# Entries supplied:
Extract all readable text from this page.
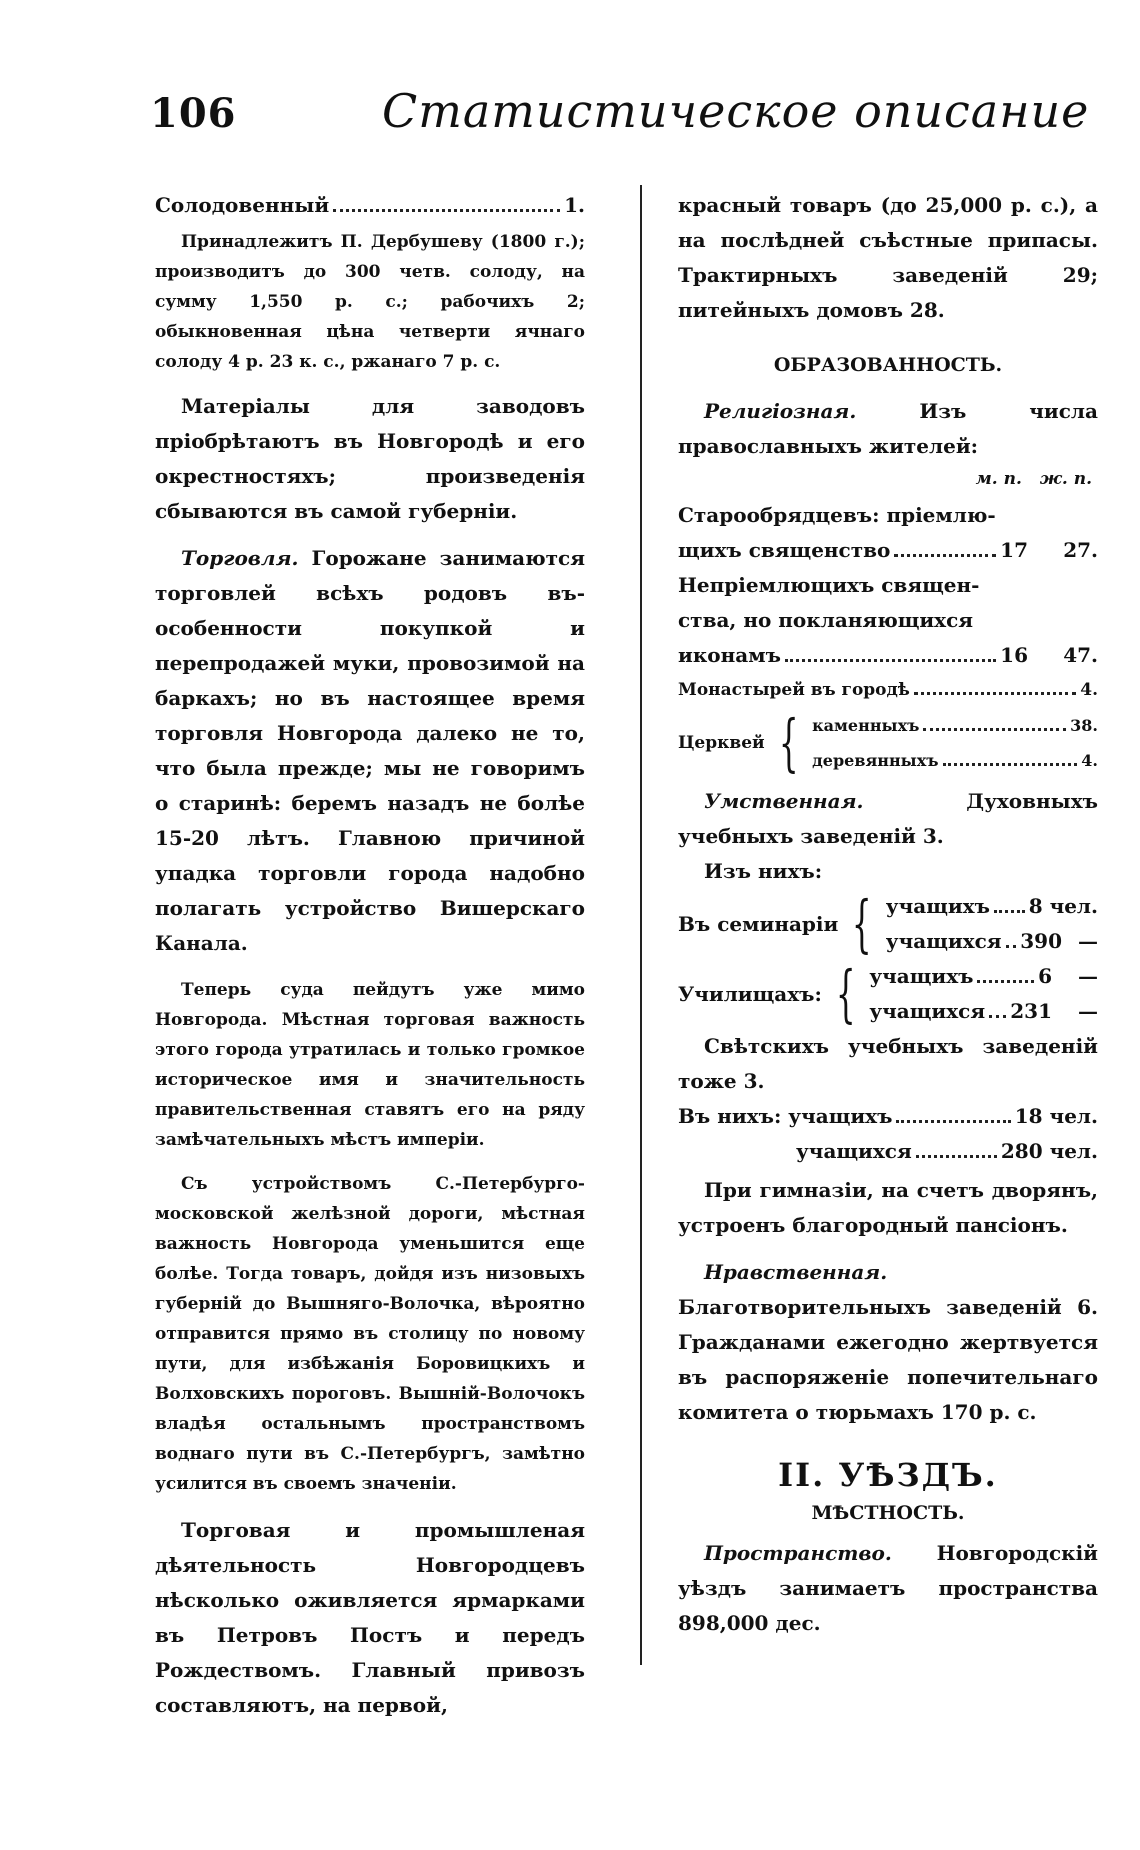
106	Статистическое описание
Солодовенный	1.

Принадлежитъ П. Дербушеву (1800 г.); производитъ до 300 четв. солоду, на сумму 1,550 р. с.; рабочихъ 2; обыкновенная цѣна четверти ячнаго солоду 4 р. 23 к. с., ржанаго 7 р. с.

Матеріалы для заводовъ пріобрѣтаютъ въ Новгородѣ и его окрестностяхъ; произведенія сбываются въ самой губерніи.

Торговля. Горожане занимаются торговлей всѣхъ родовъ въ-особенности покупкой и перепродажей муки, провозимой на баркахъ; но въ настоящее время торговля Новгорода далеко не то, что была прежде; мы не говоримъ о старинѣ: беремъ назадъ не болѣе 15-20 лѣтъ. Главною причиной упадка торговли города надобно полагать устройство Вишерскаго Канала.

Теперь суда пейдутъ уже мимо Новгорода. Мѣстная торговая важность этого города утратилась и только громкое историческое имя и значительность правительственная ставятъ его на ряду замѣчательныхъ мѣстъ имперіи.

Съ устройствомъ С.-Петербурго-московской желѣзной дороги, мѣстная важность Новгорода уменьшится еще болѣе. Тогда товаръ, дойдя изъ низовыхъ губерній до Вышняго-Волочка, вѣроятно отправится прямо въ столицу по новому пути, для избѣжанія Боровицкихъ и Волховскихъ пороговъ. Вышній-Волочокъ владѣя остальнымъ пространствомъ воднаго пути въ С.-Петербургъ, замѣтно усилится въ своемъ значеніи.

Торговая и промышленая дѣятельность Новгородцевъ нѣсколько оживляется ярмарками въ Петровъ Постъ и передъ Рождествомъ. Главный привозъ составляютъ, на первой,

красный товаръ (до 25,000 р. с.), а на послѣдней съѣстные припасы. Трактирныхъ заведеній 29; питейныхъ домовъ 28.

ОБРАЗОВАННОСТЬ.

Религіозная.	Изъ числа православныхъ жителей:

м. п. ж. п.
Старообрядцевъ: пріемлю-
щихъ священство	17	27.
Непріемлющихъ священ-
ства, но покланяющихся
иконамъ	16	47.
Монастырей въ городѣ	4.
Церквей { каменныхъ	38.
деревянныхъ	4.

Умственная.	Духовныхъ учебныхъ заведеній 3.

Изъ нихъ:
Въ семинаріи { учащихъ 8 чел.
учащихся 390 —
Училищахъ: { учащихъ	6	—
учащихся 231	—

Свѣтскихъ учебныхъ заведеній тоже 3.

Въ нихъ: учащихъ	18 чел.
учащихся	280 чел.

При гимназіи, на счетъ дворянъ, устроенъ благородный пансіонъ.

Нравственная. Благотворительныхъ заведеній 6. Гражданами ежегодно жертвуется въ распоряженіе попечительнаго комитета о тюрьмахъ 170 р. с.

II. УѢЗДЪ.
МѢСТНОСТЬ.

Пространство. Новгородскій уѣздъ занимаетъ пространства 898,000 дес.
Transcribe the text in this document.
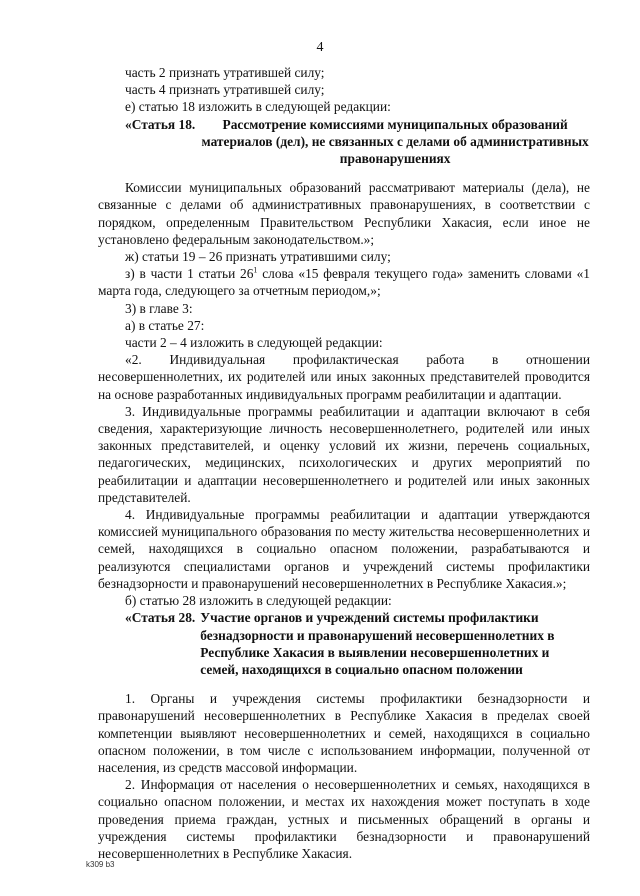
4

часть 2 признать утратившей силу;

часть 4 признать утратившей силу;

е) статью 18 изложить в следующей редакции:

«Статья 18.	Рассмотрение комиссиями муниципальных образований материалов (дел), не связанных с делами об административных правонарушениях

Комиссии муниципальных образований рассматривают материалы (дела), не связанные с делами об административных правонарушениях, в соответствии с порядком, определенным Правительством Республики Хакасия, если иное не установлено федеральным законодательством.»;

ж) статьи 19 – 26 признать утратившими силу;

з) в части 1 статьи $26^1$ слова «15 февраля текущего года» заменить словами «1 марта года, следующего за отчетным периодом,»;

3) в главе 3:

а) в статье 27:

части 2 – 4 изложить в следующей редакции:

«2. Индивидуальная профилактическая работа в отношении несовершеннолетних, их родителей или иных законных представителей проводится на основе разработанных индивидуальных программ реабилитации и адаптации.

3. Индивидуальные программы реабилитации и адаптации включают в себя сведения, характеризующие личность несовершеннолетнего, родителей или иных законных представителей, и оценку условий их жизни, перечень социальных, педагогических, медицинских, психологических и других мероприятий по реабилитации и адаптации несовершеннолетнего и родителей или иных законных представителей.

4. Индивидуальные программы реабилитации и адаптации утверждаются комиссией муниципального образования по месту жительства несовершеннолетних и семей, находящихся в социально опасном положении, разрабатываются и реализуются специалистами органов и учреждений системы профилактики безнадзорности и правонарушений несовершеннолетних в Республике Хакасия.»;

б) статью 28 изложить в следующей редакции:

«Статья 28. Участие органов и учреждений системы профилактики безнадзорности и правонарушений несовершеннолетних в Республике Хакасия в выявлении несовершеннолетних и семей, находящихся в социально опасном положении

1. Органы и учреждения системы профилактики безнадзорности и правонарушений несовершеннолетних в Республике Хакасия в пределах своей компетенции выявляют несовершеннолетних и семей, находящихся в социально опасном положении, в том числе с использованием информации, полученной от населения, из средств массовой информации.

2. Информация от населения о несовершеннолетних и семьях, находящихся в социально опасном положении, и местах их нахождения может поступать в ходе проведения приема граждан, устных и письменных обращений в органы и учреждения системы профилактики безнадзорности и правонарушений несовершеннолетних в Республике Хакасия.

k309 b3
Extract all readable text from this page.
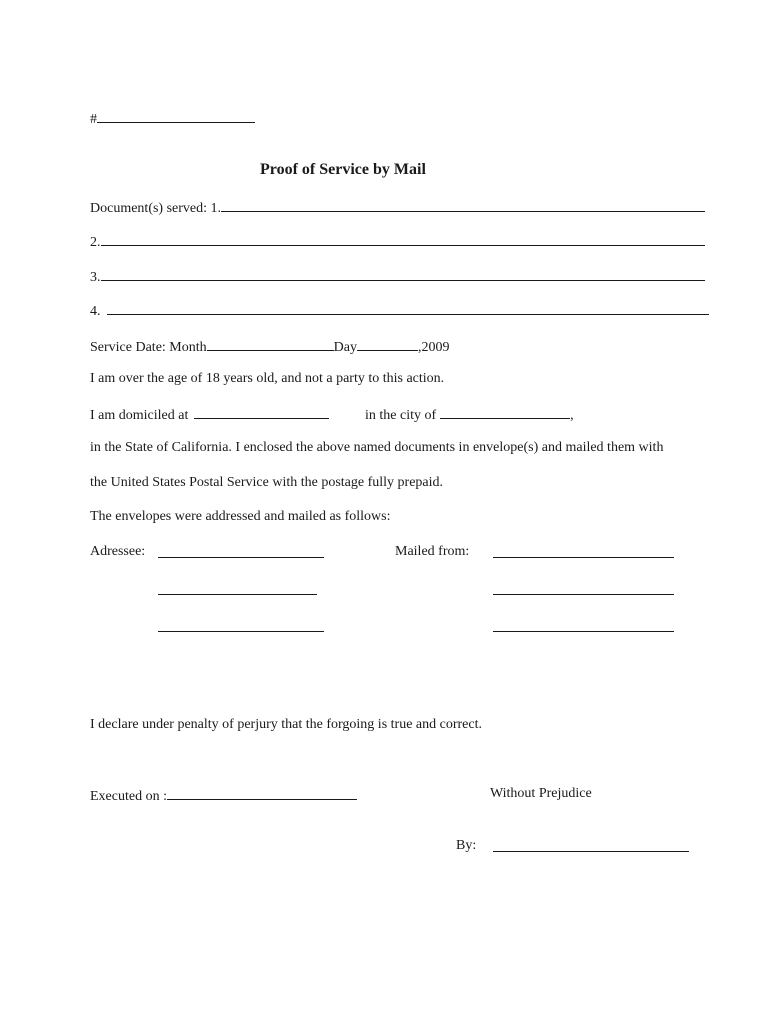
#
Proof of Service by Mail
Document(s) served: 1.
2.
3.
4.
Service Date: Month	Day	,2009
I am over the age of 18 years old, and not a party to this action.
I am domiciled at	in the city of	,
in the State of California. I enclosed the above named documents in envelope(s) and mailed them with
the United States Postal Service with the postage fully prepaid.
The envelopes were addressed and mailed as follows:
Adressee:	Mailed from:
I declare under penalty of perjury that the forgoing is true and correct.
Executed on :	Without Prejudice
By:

# Exercise description:
Copy the records exactly as they appear, excluding images.

# Response:
Extract all readable text from this page.
106	Статистическое описание
Солодовенный	1.

Принадлежитъ П. Дербушеву (1800 г.); производитъ до 300 четв. солоду, на сумму 1,550 р. с.; рабочихъ 2; обыкновенная цѣна четверти ячнаго солоду 4 р. 23 к. с., ржанаго 7 р. с.

Матеріалы для заводовъ пріобрѣтаютъ въ Новгородѣ и его окрестностяхъ; произведенія сбываются въ самой губерніи.

Торговля. Горожане занимаются торговлей всѣхъ родовъ въ-особенности покупкой и перепродажей муки, провозимой на баркахъ; но въ настоящее время торговля Новгорода далеко не то, что была прежде; мы не говоримъ о старинѣ: беремъ назадъ не болѣе 15-20 лѣтъ. Главною причиной упадка торговли города надобно полагать устройство Вишерскаго Канала.

Теперь суда пейдутъ уже мимо Новгорода. Мѣстная торговая важность этого города утратилась и только громкое историческое имя и значительность правительственная ставятъ его на ряду замѣчательныхъ мѣстъ имперіи.

Съ устройствомъ С.-Петербурго-московской желѣзной дороги, мѣстная важность Новгорода уменьшится еще болѣе. Тогда товаръ, дойдя изъ низовыхъ губерній до Вышняго-Волочка, вѣроятно отправится прямо въ столицу по новому пути, для избѣжанія Боровицкихъ и Волховскихъ пороговъ. Вышній-Волочокъ владѣя остальнымъ пространствомъ воднаго пути въ С.-Петербургъ, замѣтно усилится въ своемъ значеніи.

Торговая и промышленая дѣятельность Новгородцевъ нѣсколько оживляется ярмарками въ Петровъ Постъ и передъ Рождествомъ. Главный привозъ составляютъ, на первой,

красный товаръ (до 25,000 р. с.), а на послѣдней съѣстные припасы. Трактирныхъ заведеній 29; питейныхъ домовъ 28.

ОБРАЗОВАННОСТЬ.

Религіозная.	Изъ числа православныхъ жителей:

м. п. ж. п.
Старообрядцевъ: пріемлю-
щихъ священство	17	27.
Непріемлющихъ священ-
ства, но покланяющихся
иконамъ	16	47.
Монастырей въ городѣ	4.
Церквей { каменныхъ	38.
деревянныхъ	4.

Умственная.	Духовныхъ учебныхъ заведеній 3.

Изъ нихъ:
Въ семинаріи { учащихъ 8 чел.
учащихся 390 —
Училищахъ: { учащихъ	6	—
учащихся 231	—

Свѣтскихъ учебныхъ заведеній тоже 3.

Въ нихъ: учащихъ	18 чел.
учащихся	280 чел.

При гимназіи, на счетъ дворянъ, устроенъ благородный пансіонъ.

Нравственная. Благотворительныхъ заведеній 6. Гражданами ежегодно жертвуется въ распоряженіе попечительнаго комитета о тюрьмахъ 170 р. с.

II. УѢЗДЪ.
МѢСТНОСТЬ.

Пространство. Новгородскій уѣздъ занимаетъ пространства 898,000 дес.
Transcribe the text in this document.
4

часть 2 признать утратившей силу;

часть 4 признать утратившей силу;

е) статью 18 изложить в следующей редакции:

«Статья 18.	Рассмотрение комиссиями муниципальных образований материалов (дел), не связанных с делами об административных правонарушениях

Комиссии муниципальных образований рассматривают материалы (дела), не связанные с делами об административных правонарушениях, в соответствии с порядком, определенным Правительством Республики Хакасия, если иное не установлено федеральным законодательством.»;

ж) статьи 19 – 26 признать утратившими силу;

з) в части 1 статьи $26^1$ слова «15 февраля текущего года» заменить словами «1 марта года, следующего за отчетным периодом,»;

3) в главе 3:

а) в статье 27:

части 2 – 4 изложить в следующей редакции:

«2. Индивидуальная профилактическая работа в отношении несовершеннолетних, их родителей или иных законных представителей проводится на основе разработанных индивидуальных программ реабилитации и адаптации.

3. Индивидуальные программы реабилитации и адаптации включают в себя сведения, характеризующие личность несовершеннолетнего, родителей или иных законных представителей, и оценку условий их жизни, перечень социальных, педагогических, медицинских, психологических и других мероприятий по реабилитации и адаптации несовершеннолетнего и родителей или иных законных представителей.

4. Индивидуальные программы реабилитации и адаптации утверждаются комиссией муниципального образования по месту жительства несовершеннолетних и семей, находящихся в социально опасном положении, разрабатываются и реализуются специалистами органов и учреждений системы профилактики безнадзорности и правонарушений несовершеннолетних в Республике Хакасия.»;

б) статью 28 изложить в следующей редакции:

«Статья 28. Участие органов и учреждений системы профилактики безнадзорности и правонарушений несовершеннолетних в Республике Хакасия в выявлении несовершеннолетних и семей, находящихся в социально опасном положении

1. Органы и учреждения системы профилактики безнадзорности и правонарушений несовершеннолетних в Республике Хакасия в пределах своей компетенции выявляют несовершеннолетних и семей, находящихся в социально опасном положении, в том числе с использованием информации, полученной от населения, из средств массовой информации.

2. Информация от населения о несовершеннолетних и семьях, находящихся в социально опасном положении, и местах их нахождения может поступать в ходе проведения приема граждан, устных и письменных обращений в органы и учреждения системы профилактики безнадзорности и правонарушений несовершеннолетних в Республике Хакасия.

k309 b3
Extract all readable text from this page.
#
Proof of Service by Mail
Document(s) served: 1.
2.
3.
4.
Service Date: Month	Day	,2009
I am over the age of 18 years old, and not a party to this action.
I am domiciled at	in the city of	,
in the State of California. I enclosed the above named documents in envelope(s) and mailed them with
the United States Postal Service with the postage fully prepaid.
The envelopes were addressed and mailed as follows:
Adressee:	Mailed from:
I declare under penalty of perjury that the forgoing is true and correct.
Executed on :	Without Prejudice
By:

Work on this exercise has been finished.